A flat circular coil with 139 turns, a radius of 5.74 x 10-2 m, and a resistance of 0.502 Ω is exposed to an external magnetic field that is directed perpendicular to the plane of the coil. The magnitude of the external magnetic field is changing at a rate of ΔB/Δt = 0.952 T/s, thereby inducing a current in the coil. Find the magnitude of the magnetic field at the center of the coil that is produced by the induced current.

Homework Equations



Faraday's Law of Electromagnetic induction:
emf = -N(delta feta/delta time)

The Attempt at a Solution



I calculated the emf according to the Faraday's Law of Electromagnetic induction as 1.3696 V. But I do not know how to derive the magnetic field at the center of the coil, and I do not understand why resistance is given in this problem.

### DATA

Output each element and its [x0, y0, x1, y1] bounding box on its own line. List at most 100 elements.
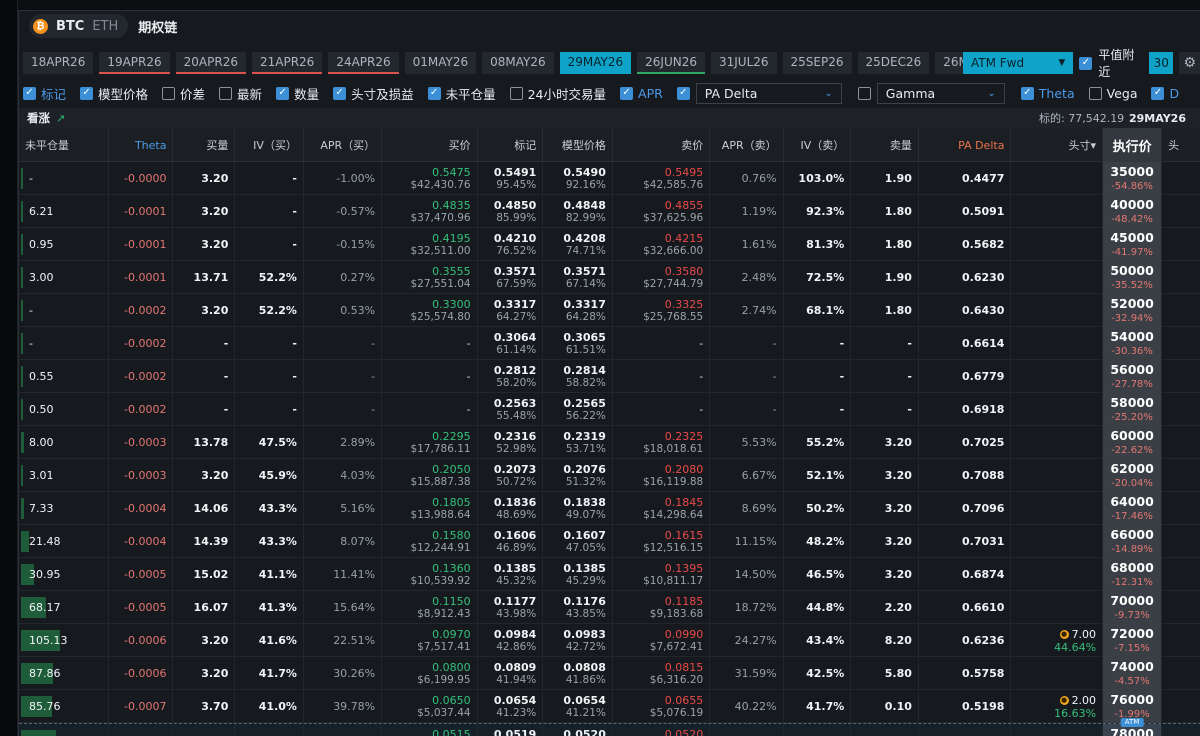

### PROMPT
Carry on the homework post about the flat circular coil in a changing magnetic field, starting right after its final sentence.

### OUTPUT FOR THIS EXERCISE
Please help!

The emf plus the resistance in the wire produce a finite current that you can calculate, right?

Does this current produce a magnetic field?
 
So I did I=E/R to calculate current, then used B=(4pi*10^-7)*I/2*pi*r to get magnetic field but still it's different from the answer. :( I'm just stuck.


G01 said:
The emf plus the resistance in the wire produce a finite current that you can calculate, right?

Does this current produce a magnetic field?
 
acidandroid said:
So I did I=E/R to calculate current, then used B=(4pi*10^-7)*I/2*pi*r to get magnetic field but still it's different from the answer. :( I'm just stuck.

That's the right idea.

I can't help find a mistake if I can't see your work. Please post your calculation.
 
Okay so...

emf= -N A cos 0 (change in B/change in t)
=-139 turns*(0.01035 m^2)*1*(0.952 T/S)
=-1.3696 V

I=E/R
=-1.3696 V/ 0.502 ohm
=-2.728

B=N*(4pi*10^-7)*I/2R
-this is the equation for the magnitude of the magnetic field at the center of a flat circular loop consisting of N turns, each of radius R.
=139*(4pi*10^-7)*-2.728/2*(5.74*10^-2)
=-.00415 TStill a wrong answer. I don't know where to go from here.
G01 said:
That's the right idea.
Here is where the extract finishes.